-- Begin --

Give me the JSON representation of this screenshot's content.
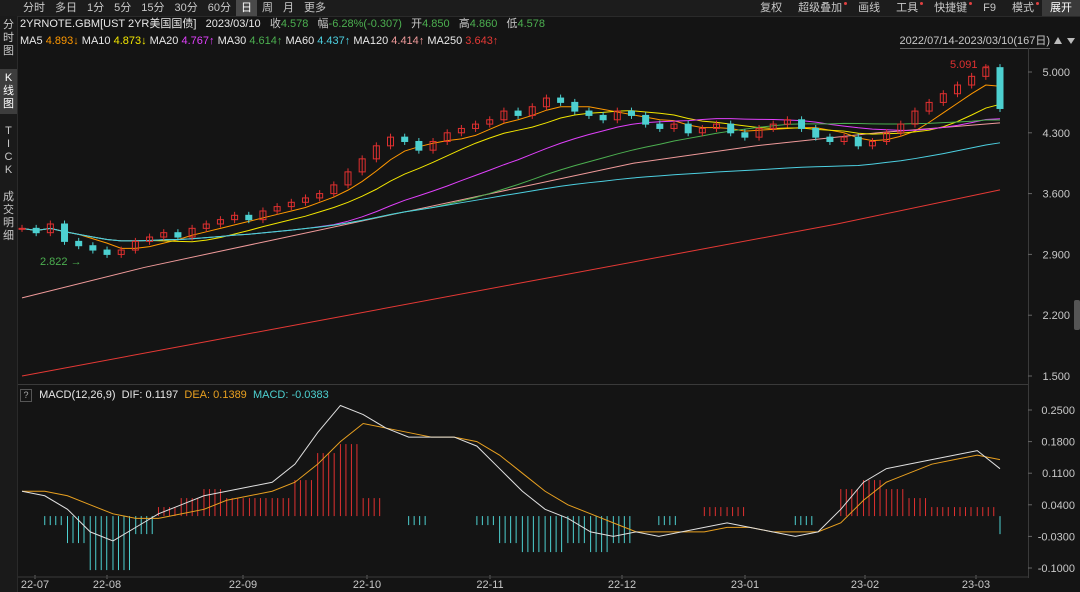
{
  "toolbar": {
    "left": [
      "分时",
      "多日",
      "1分",
      "5分",
      "15分",
      "30分",
      "60分",
      "日",
      "周",
      "月",
      "更多"
    ],
    "active_index": 7,
    "right": [
      {
        "label": "复权",
        "dot": false
      },
      {
        "label": "超级叠加",
        "dot": true
      },
      {
        "label": "画线",
        "dot": false
      },
      {
        "label": "工具",
        "dot": true
      },
      {
        "label": "快捷键",
        "dot": true
      },
      {
        "label": "F9",
        "dot": false
      },
      {
        "label": "模式",
        "dot": true
      },
      {
        "label": "展开",
        "dot": false
      }
    ]
  },
  "sidebar": [
    {
      "label": "分时图",
      "active": false
    },
    {
      "label": "K线图",
      "active": true
    },
    {
      "label": "TICK",
      "active": false
    },
    {
      "label": "成交明细",
      "active": false
    }
  ],
  "info": {
    "symbol": "2YRNOTE.GBM[UST 2YR美国国债]",
    "date": "2023/03/10",
    "close_label": "收",
    "close": "4.578",
    "change_label": "幅",
    "change": "-6.28%(-0.307)",
    "open_label": "开",
    "open": "4.850",
    "high_label": "高",
    "high": "4.860",
    "low_label": "低",
    "low": "4.578"
  },
  "ma": [
    {
      "name": "MA5",
      "value": "4.893↓",
      "color": "#e8e8e8",
      "vcolor": "#ff9800"
    },
    {
      "name": "MA10",
      "value": "4.873↓",
      "color": "#e8e8e8",
      "vcolor": "#f2e600"
    },
    {
      "name": "MA20",
      "value": "4.767↑",
      "color": "#e8e8e8",
      "vcolor": "#e040fb"
    },
    {
      "name": "MA30",
      "value": "4.614↑",
      "color": "#e8e8e8",
      "vcolor": "#4caf50"
    },
    {
      "name": "MA60",
      "value": "4.437↑",
      "color": "#e8e8e8",
      "vcolor": "#4dd0e1"
    },
    {
      "name": "MA120",
      "value": "4.414↑",
      "color": "#e8e8e8",
      "vcolor": "#ef9a9a"
    },
    {
      "name": "MA250",
      "value": "3.643↑",
      "color": "#e8e8e8",
      "vcolor": "#e53935"
    }
  ],
  "range_text": "2022/07/14-2023/03/10(167日)",
  "macd": {
    "name": "MACD(12,26,9)",
    "dif_label": "DIF:",
    "dif": "0.1197",
    "dea_label": "DEA:",
    "dea": "0.1389",
    "macd_label": "MACD:",
    "macd": "-0.0383"
  },
  "colors": {
    "up": "#e03030",
    "down": "#4dd0d0",
    "dif": "#e0e0e0",
    "dea": "#e8a020"
  },
  "chart_data": [
    {
      "type": "candlestick",
      "y_ticks": [
        "5.000",
        "4.300",
        "3.600",
        "2.900",
        "2.200",
        "1.500"
      ],
      "ylim": [
        1.5,
        5.0
      ],
      "x_ticks": [
        "22-07",
        "22-08",
        "22-09",
        "22-10",
        "22-11",
        "22-12",
        "23-01",
        "23-02",
        "23-03"
      ],
      "annotations": [
        {
          "text": "5.091",
          "value": 5.091
        },
        {
          "text": "2.822",
          "value": 2.822
        }
      ],
      "close_series": [
        3.2,
        3.15,
        3.25,
        3.05,
        3.0,
        2.95,
        2.9,
        2.95,
        3.05,
        3.1,
        3.15,
        3.1,
        3.2,
        3.25,
        3.3,
        3.35,
        3.3,
        3.4,
        3.45,
        3.5,
        3.55,
        3.6,
        3.7,
        3.85,
        4.0,
        4.15,
        4.25,
        4.2,
        4.1,
        4.2,
        4.3,
        4.35,
        4.4,
        4.45,
        4.55,
        4.5,
        4.6,
        4.7,
        4.65,
        4.55,
        4.5,
        4.45,
        4.55,
        4.5,
        4.4,
        4.35,
        4.4,
        4.3,
        4.35,
        4.4,
        4.3,
        4.25,
        4.35,
        4.4,
        4.45,
        4.35,
        4.25,
        4.2,
        4.25,
        4.15,
        4.2,
        4.3,
        4.4,
        4.55,
        4.65,
        4.75,
        4.85,
        4.95,
        5.05,
        4.58
      ],
      "ma250": [
        1.5,
        1.85,
        2.2,
        2.55,
        2.9,
        3.25,
        3.643
      ],
      "ma120": [
        2.4,
        2.75,
        3.05,
        3.35,
        3.65,
        3.95,
        4.15,
        4.3,
        4.414
      ]
    },
    {
      "type": "macd",
      "y_ticks": [
        "0.2500",
        "0.1800",
        "0.1100",
        "0.0400",
        "-0.0300",
        "-0.1000"
      ],
      "ylim": [
        -0.1,
        0.25
      ],
      "dif": [
        0.07,
        0.06,
        0.03,
        -0.02,
        -0.04,
        -0.01,
        0.02,
        0.04,
        0.06,
        0.07,
        0.08,
        0.09,
        0.13,
        0.2,
        0.26,
        0.24,
        0.21,
        0.19,
        0.19,
        0.19,
        0.17,
        0.12,
        0.07,
        0.03,
        0.01,
        -0.02,
        -0.03,
        -0.02,
        -0.03,
        -0.02,
        -0.01,
        0.0,
        -0.01,
        -0.02,
        -0.03,
        -0.02,
        0.03,
        0.09,
        0.12,
        0.13,
        0.14,
        0.15,
        0.16,
        0.12
      ],
      "dea": [
        0.07,
        0.07,
        0.06,
        0.04,
        0.02,
        0.01,
        0.01,
        0.02,
        0.03,
        0.05,
        0.06,
        0.07,
        0.09,
        0.13,
        0.18,
        0.22,
        0.21,
        0.2,
        0.19,
        0.19,
        0.18,
        0.15,
        0.11,
        0.07,
        0.04,
        0.02,
        0.0,
        -0.02,
        -0.02,
        -0.02,
        -0.02,
        -0.01,
        -0.01,
        -0.02,
        -0.02,
        -0.02,
        0.0,
        0.05,
        0.09,
        0.11,
        0.13,
        0.14,
        0.15,
        0.14
      ]
    }
  ]
}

-- End --

» **Aim**: Transcribe all of the records above character for character. Exclude the pictures.

» **Result below**:
Give me the JSON representation of this screenshot's content.
{
  "toolbar": {
    "left": [
      "分时",
      "多日",
      "1分",
      "5分",
      "15分",
      "30分",
      "60分",
      "日",
      "周",
      "月",
      "更多"
    ],
    "active_index": 7,
    "right": [
      {
        "label": "复权",
        "dot": false
      },
      {
        "label": "超级叠加",
        "dot": true
      },
      {
        "label": "画线",
        "dot": false
      },
      {
        "label": "工具",
        "dot": true
      },
      {
        "label": "快捷键",
        "dot": true
      },
      {
        "label": "F9",
        "dot": false
      },
      {
        "label": "模式",
        "dot": true
      },
      {
        "label": "展开",
        "dot": false
      }
    ]
  },
  "sidebar": [
    {
      "label": "分时图",
      "active": false
    },
    {
      "label": "K线图",
      "active": true
    },
    {
      "label": "TICK",
      "active": false
    },
    {
      "label": "成交明细",
      "active": false
    }
  ],
  "info": {
    "symbol": "2YRNOTE.GBM[UST 2YR美国国债]",
    "date": "2023/03/10",
    "close_label": "收",
    "close": "4.578",
    "change_label": "幅",
    "change": "-6.28%(-0.307)",
    "open_label": "开",
    "open": "4.850",
    "high_label": "高",
    "high": "4.860",
    "low_label": "低",
    "low": "4.578"
  },
  "ma": [
    {
      "name": "MA5",
      "value": "4.893↓",
      "color": "#e8e8e8",
      "vcolor": "#ff9800"
    },
    {
      "name": "MA10",
      "value": "4.873↓",
      "color": "#e8e8e8",
      "vcolor": "#f2e600"
    },
    {
      "name": "MA20",
      "value": "4.767↑",
      "color": "#e8e8e8",
      "vcolor": "#e040fb"
    },
    {
      "name": "MA30",
      "value": "4.614↑",
      "color": "#e8e8e8",
      "vcolor": "#4caf50"
    },
    {
      "name": "MA60",
      "value": "4.437↑",
      "color": "#e8e8e8",
      "vcolor": "#4dd0e1"
    },
    {
      "name": "MA120",
      "value": "4.414↑",
      "color": "#e8e8e8",
      "vcolor": "#ef9a9a"
    },
    {
      "name": "MA250",
      "value": "3.643↑",
      "color": "#e8e8e8",
      "vcolor": "#e53935"
    }
  ],
  "range_text": "2022/07/14-2023/03/10(167日)",
  "macd": {
    "name": "MACD(12,26,9)",
    "dif_label": "DIF:",
    "dif": "0.1197",
    "dea_label": "DEA:",
    "dea": "0.1389",
    "macd_label": "MACD:",
    "macd": "-0.0383"
  },
  "colors": {
    "up": "#e03030",
    "down": "#4dd0d0",
    "dif": "#e0e0e0",
    "dea": "#e8a020"
  },
  "chart_data": [
    {
      "type": "candlestick",
      "y_ticks": [
        "5.000",
        "4.300",
        "3.600",
        "2.900",
        "2.200",
        "1.500"
      ],
      "ylim": [
        1.5,
        5.0
      ],
      "x_ticks": [
        "22-07",
        "22-08",
        "22-09",
        "22-10",
        "22-11",
        "22-12",
        "23-01",
        "23-02",
        "23-03"
      ],
      "annotations": [
        {
          "text": "5.091",
          "value": 5.091
        },
        {
          "text": "2.822",
          "value": 2.822
        }
      ],
      "close_series": [
        3.2,
        3.15,
        3.25,
        3.05,
        3.0,
        2.95,
        2.9,
        2.95,
        3.05,
        3.1,
        3.15,
        3.1,
        3.2,
        3.25,
        3.3,
        3.35,
        3.3,
        3.4,
        3.45,
        3.5,
        3.55,
        3.6,
        3.7,
        3.85,
        4.0,
        4.15,
        4.25,
        4.2,
        4.1,
        4.2,
        4.3,
        4.35,
        4.4,
        4.45,
        4.55,
        4.5,
        4.6,
        4.7,
        4.65,
        4.55,
        4.5,
        4.45,
        4.55,
        4.5,
        4.4,
        4.35,
        4.4,
        4.3,
        4.35,
        4.4,
        4.3,
        4.25,
        4.35,
        4.4,
        4.45,
        4.35,
        4.25,
        4.2,
        4.25,
        4.15,
        4.2,
        4.3,
        4.4,
        4.55,
        4.65,
        4.75,
        4.85,
        4.95,
        5.05,
        4.58
      ],
      "ma250": [
        1.5,
        1.85,
        2.2,
        2.55,
        2.9,
        3.25,
        3.643
      ],
      "ma120": [
        2.4,
        2.75,
        3.05,
        3.35,
        3.65,
        3.95,
        4.15,
        4.3,
        4.414
      ]
    },
    {
      "type": "macd",
      "y_ticks": [
        "0.2500",
        "0.1800",
        "0.1100",
        "0.0400",
        "-0.0300",
        "-0.1000"
      ],
      "ylim": [
        -0.1,
        0.25
      ],
      "dif": [
        0.07,
        0.06,
        0.03,
        -0.02,
        -0.04,
        -0.01,
        0.02,
        0.04,
        0.06,
        0.07,
        0.08,
        0.09,
        0.13,
        0.2,
        0.26,
        0.24,
        0.21,
        0.19,
        0.19,
        0.19,
        0.17,
        0.12,
        0.07,
        0.03,
        0.01,
        -0.02,
        -0.03,
        -0.02,
        -0.03,
        -0.02,
        -0.01,
        0.0,
        -0.01,
        -0.02,
        -0.03,
        -0.02,
        0.03,
        0.09,
        0.12,
        0.13,
        0.14,
        0.15,
        0.16,
        0.12
      ],
      "dea": [
        0.07,
        0.07,
        0.06,
        0.04,
        0.02,
        0.01,
        0.01,
        0.02,
        0.03,
        0.05,
        0.06,
        0.07,
        0.09,
        0.13,
        0.18,
        0.22,
        0.21,
        0.2,
        0.19,
        0.19,
        0.18,
        0.15,
        0.11,
        0.07,
        0.04,
        0.02,
        0.0,
        -0.02,
        -0.02,
        -0.02,
        -0.02,
        -0.01,
        -0.01,
        -0.02,
        -0.02,
        -0.02,
        0.0,
        0.05,
        0.09,
        0.11,
        0.13,
        0.14,
        0.15,
        0.14
      ]
    }
  ]
}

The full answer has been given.